#### Problem requirements:
Output the full material exactly as it appears here.

* begin Exercise inputs *

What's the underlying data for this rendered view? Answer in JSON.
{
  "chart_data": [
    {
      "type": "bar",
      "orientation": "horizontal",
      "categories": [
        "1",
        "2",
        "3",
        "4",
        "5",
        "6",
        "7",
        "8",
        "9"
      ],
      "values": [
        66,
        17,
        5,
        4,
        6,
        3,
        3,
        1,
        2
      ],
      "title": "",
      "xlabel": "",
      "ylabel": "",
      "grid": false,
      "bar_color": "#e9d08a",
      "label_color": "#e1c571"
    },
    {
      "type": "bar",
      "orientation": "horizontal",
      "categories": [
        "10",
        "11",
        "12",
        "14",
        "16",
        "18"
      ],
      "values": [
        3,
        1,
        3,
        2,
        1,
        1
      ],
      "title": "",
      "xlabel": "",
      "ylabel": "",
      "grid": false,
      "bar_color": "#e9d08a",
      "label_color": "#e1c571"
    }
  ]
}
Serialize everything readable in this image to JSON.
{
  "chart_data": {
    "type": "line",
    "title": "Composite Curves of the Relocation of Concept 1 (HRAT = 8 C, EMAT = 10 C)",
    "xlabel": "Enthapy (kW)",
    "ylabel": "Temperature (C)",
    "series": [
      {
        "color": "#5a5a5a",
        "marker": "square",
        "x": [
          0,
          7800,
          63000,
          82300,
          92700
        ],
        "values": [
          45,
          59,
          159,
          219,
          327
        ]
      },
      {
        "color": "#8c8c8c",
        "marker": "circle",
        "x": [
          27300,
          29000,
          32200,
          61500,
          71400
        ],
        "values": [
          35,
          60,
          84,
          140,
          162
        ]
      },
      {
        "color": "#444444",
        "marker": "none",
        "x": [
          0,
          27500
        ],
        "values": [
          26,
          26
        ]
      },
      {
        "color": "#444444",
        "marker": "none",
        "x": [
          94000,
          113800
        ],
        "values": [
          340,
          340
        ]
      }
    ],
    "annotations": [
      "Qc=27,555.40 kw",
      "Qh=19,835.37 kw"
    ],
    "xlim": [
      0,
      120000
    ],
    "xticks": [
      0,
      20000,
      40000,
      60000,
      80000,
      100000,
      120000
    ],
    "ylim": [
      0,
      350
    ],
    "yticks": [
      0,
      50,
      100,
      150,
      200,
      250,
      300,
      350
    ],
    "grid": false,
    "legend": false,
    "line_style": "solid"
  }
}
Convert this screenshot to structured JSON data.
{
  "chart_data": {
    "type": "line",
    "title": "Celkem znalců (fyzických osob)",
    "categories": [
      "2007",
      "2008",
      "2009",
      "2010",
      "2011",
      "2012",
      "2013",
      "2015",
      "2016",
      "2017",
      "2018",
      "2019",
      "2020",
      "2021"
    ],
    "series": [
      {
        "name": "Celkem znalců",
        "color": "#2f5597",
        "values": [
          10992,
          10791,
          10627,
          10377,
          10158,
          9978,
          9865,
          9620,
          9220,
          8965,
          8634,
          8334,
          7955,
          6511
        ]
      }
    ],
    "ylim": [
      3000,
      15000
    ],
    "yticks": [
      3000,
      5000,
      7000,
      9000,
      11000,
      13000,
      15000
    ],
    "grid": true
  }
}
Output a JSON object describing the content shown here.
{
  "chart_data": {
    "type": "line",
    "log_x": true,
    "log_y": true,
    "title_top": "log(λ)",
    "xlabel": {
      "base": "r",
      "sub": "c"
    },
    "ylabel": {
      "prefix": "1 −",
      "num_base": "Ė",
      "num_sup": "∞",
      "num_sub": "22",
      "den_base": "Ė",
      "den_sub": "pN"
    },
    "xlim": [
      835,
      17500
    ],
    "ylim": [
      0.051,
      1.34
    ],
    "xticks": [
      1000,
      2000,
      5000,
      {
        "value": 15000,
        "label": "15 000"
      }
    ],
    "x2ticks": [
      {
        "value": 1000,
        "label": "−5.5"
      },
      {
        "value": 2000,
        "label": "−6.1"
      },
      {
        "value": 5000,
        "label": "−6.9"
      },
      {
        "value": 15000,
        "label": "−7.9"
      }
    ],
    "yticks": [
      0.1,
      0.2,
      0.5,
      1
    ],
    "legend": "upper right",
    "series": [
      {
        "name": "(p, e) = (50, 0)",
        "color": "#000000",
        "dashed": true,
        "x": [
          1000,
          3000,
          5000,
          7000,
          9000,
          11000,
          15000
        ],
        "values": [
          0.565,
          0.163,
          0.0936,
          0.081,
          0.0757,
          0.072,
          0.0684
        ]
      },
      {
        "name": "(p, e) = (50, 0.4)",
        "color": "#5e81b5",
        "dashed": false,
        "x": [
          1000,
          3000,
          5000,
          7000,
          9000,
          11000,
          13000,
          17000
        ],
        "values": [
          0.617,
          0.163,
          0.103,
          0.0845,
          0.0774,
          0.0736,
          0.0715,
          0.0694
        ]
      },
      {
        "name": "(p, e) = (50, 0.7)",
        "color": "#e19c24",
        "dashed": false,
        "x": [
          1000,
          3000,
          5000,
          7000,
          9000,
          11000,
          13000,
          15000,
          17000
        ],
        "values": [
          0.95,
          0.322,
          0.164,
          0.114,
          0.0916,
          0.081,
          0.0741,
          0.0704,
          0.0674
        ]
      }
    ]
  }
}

* end Exercise inputs *

#### Answer for the task:
What's the underlying data for this rendered view? Answer in JSON.
{
  "chart_data": [
    {
      "type": "bar",
      "orientation": "horizontal",
      "categories": [
        "1",
        "2",
        "3",
        "4",
        "5",
        "6",
        "7",
        "8",
        "9"
      ],
      "values": [
        66,
        17,
        5,
        4,
        6,
        3,
        3,
        1,
        2
      ],
      "title": "",
      "xlabel": "",
      "ylabel": "",
      "grid": false,
      "bar_color": "#e9d08a",
      "label_color": "#e1c571"
    },
    {
      "type": "bar",
      "orientation": "horizontal",
      "categories": [
        "10",
        "11",
        "12",
        "14",
        "16",
        "18"
      ],
      "values": [
        3,
        1,
        3,
        2,
        1,
        1
      ],
      "title": "",
      "xlabel": "",
      "ylabel": "",
      "grid": false,
      "bar_color": "#e9d08a",
      "label_color": "#e1c571"
    }
  ]
}
Serialize everything readable in this image to JSON.
{
  "chart_data": {
    "type": "line",
    "title": "Composite Curves of the Relocation of Concept 1 (HRAT = 8 C, EMAT = 10 C)",
    "xlabel": "Enthapy (kW)",
    "ylabel": "Temperature (C)",
    "series": [
      {
        "color": "#5a5a5a",
        "marker": "square",
        "x": [
          0,
          7800,
          63000,
          82300,
          92700
        ],
        "values": [
          45,
          59,
          159,
          219,
          327
        ]
      },
      {
        "color": "#8c8c8c",
        "marker": "circle",
        "x": [
          27300,
          29000,
          32200,
          61500,
          71400
        ],
        "values": [
          35,
          60,
          84,
          140,
          162
        ]
      },
      {
        "color": "#444444",
        "marker": "none",
        "x": [
          0,
          27500
        ],
        "values": [
          26,
          26
        ]
      },
      {
        "color": "#444444",
        "marker": "none",
        "x": [
          94000,
          113800
        ],
        "values": [
          340,
          340
        ]
      }
    ],
    "annotations": [
      "Qc=27,555.40 kw",
      "Qh=19,835.37 kw"
    ],
    "xlim": [
      0,
      120000
    ],
    "xticks": [
      0,
      20000,
      40000,
      60000,
      80000,
      100000,
      120000
    ],
    "ylim": [
      0,
      350
    ],
    "yticks": [
      0,
      50,
      100,
      150,
      200,
      250,
      300,
      350
    ],
    "grid": false,
    "legend": false,
    "line_style": "solid"
  }
}
Convert this screenshot to structured JSON data.
{
  "chart_data": {
    "type": "line",
    "title": "Celkem znalců (fyzických osob)",
    "categories": [
      "2007",
      "2008",
      "2009",
      "2010",
      "2011",
      "2012",
      "2013",
      "2015",
      "2016",
      "2017",
      "2018",
      "2019",
      "2020",
      "2021"
    ],
    "series": [
      {
        "name": "Celkem znalců",
        "color": "#2f5597",
        "values": [
          10992,
          10791,
          10627,
          10377,
          10158,
          9978,
          9865,
          9620,
          9220,
          8965,
          8634,
          8334,
          7955,
          6511
        ]
      }
    ],
    "ylim": [
      3000,
      15000
    ],
    "yticks": [
      3000,
      5000,
      7000,
      9000,
      11000,
      13000,
      15000
    ],
    "grid": true
  }
}
Output a JSON object describing the content shown here.
{
  "chart_data": {
    "type": "line",
    "log_x": true,
    "log_y": true,
    "title_top": "log(λ)",
    "xlabel": {
      "base": "r",
      "sub": "c"
    },
    "ylabel": {
      "prefix": "1 −",
      "num_base": "Ė",
      "num_sup": "∞",
      "num_sub": "22",
      "den_base": "Ė",
      "den_sub": "pN"
    },
    "xlim": [
      835,
      17500
    ],
    "ylim": [
      0.051,
      1.34
    ],
    "xticks": [
      1000,
      2000,
      5000,
      {
        "value": 15000,
        "label": "15 000"
      }
    ],
    "x2ticks": [
      {
        "value": 1000,
        "label": "−5.5"
      },
      {
        "value": 2000,
        "label": "−6.1"
      },
      {
        "value": 5000,
        "label": "−6.9"
      },
      {
        "value": 15000,
        "label": "−7.9"
      }
    ],
    "yticks": [
      0.1,
      0.2,
      0.5,
      1
    ],
    "legend": "upper right",
    "series": [
      {
        "name": "(p, e) = (50, 0)",
        "color": "#000000",
        "dashed": true,
        "x": [
          1000,
          3000,
          5000,
          7000,
          9000,
          11000,
          15000
        ],
        "values": [
          0.565,
          0.163,
          0.0936,
          0.081,
          0.0757,
          0.072,
          0.0684
        ]
      },
      {
        "name": "(p, e) = (50, 0.4)",
        "color": "#5e81b5",
        "dashed": false,
        "x": [
          1000,
          3000,
          5000,
          7000,
          9000,
          11000,
          13000,
          17000
        ],
        "values": [
          0.617,
          0.163,
          0.103,
          0.0845,
          0.0774,
          0.0736,
          0.0715,
          0.0694
        ]
      },
      {
        "name": "(p, e) = (50, 0.7)",
        "color": "#e19c24",
        "dashed": false,
        "x": [
          1000,
          3000,
          5000,
          7000,
          9000,
          11000,
          13000,
          15000,
          17000
        ],
        "values": [
          0.95,
          0.322,
          0.164,
          0.114,
          0.0916,
          0.081,
          0.0741,
          0.0704,
          0.0674
        ]
      }
    ]
  }
}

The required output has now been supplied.